— BEGIN —
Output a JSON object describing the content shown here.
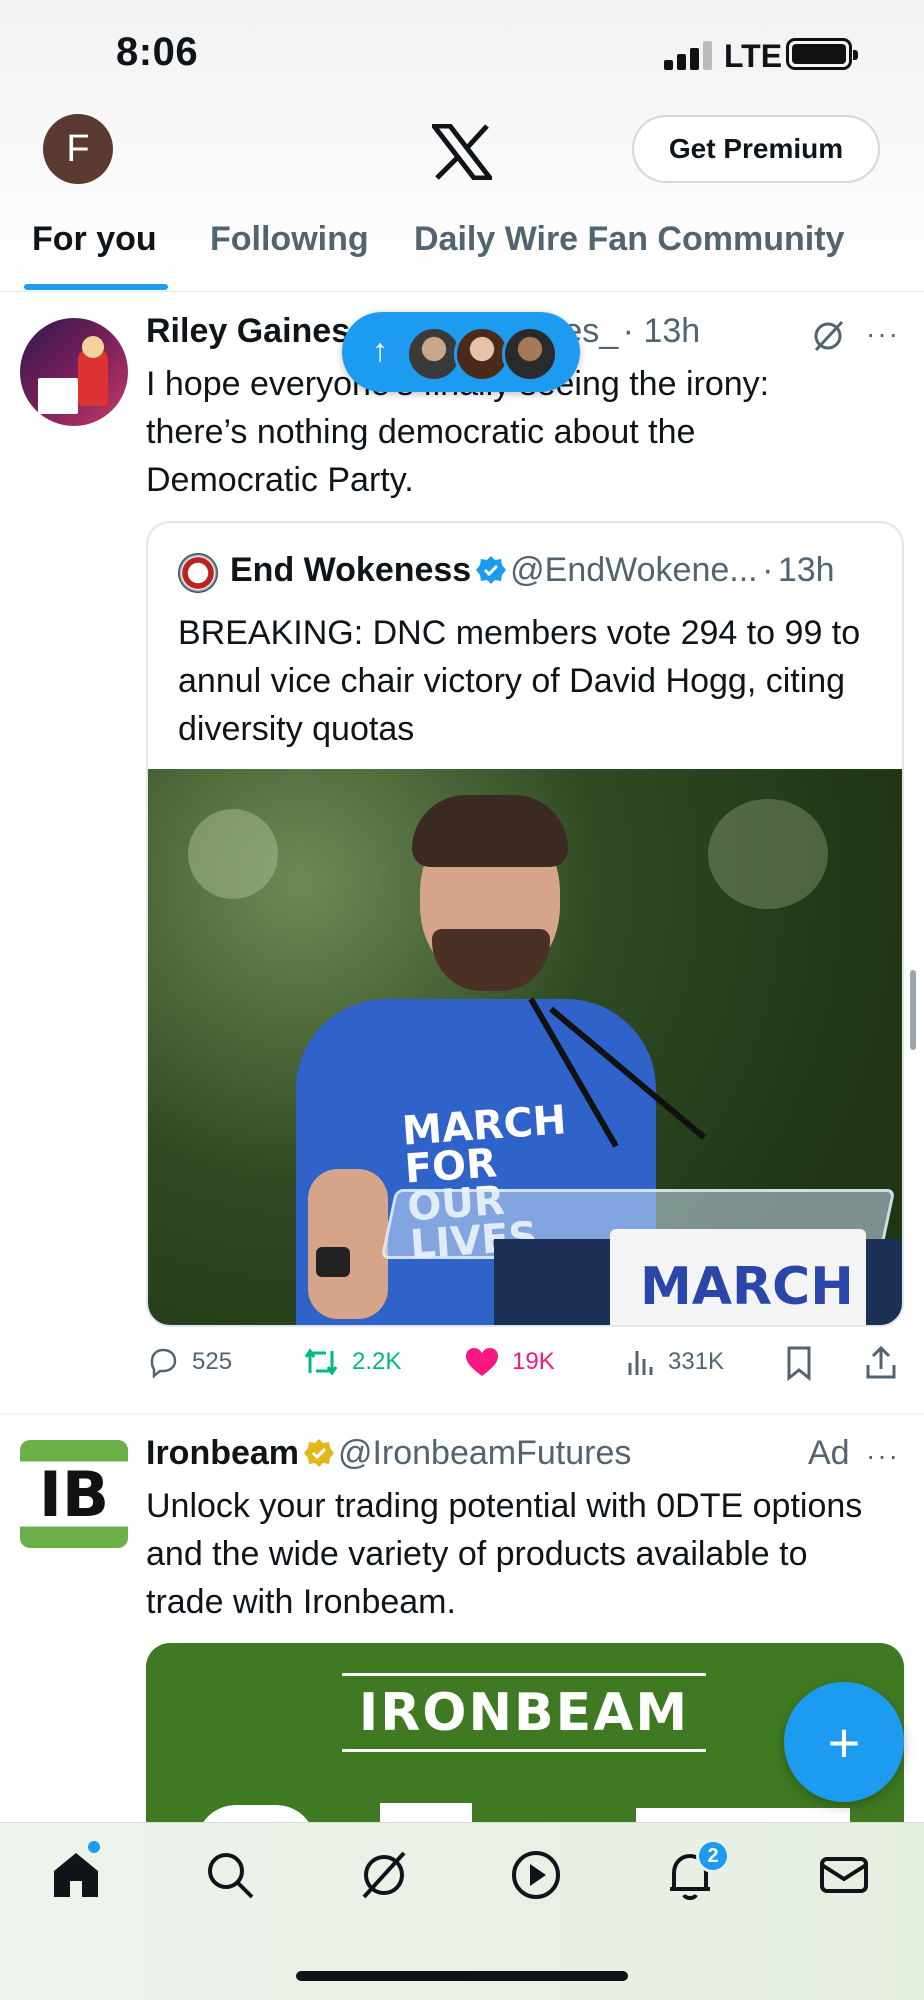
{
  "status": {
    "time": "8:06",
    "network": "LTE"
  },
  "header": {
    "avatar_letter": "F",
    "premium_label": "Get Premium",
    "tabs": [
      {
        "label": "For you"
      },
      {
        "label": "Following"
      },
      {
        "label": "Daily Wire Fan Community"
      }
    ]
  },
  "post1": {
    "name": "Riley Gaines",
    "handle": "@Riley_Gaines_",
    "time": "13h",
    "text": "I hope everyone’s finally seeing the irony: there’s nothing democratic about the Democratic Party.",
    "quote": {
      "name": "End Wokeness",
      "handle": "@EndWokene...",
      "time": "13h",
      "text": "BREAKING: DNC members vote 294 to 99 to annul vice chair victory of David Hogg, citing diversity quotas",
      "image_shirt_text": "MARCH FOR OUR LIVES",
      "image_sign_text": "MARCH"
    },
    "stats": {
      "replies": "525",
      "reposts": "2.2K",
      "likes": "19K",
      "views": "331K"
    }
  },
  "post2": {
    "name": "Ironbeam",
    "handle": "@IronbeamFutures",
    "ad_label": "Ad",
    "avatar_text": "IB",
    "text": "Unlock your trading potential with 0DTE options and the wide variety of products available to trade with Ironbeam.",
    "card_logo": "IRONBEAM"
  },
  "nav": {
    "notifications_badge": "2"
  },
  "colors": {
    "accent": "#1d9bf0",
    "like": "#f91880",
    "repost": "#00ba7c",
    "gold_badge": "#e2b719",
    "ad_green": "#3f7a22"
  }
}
— END —
**Task to complete:** In the records above, find each line with the word "name" and copy it.

**Final result:**
    "name": "Riley Gaines",
      "name": "End Wokeness",
    "name": "Ironbeam",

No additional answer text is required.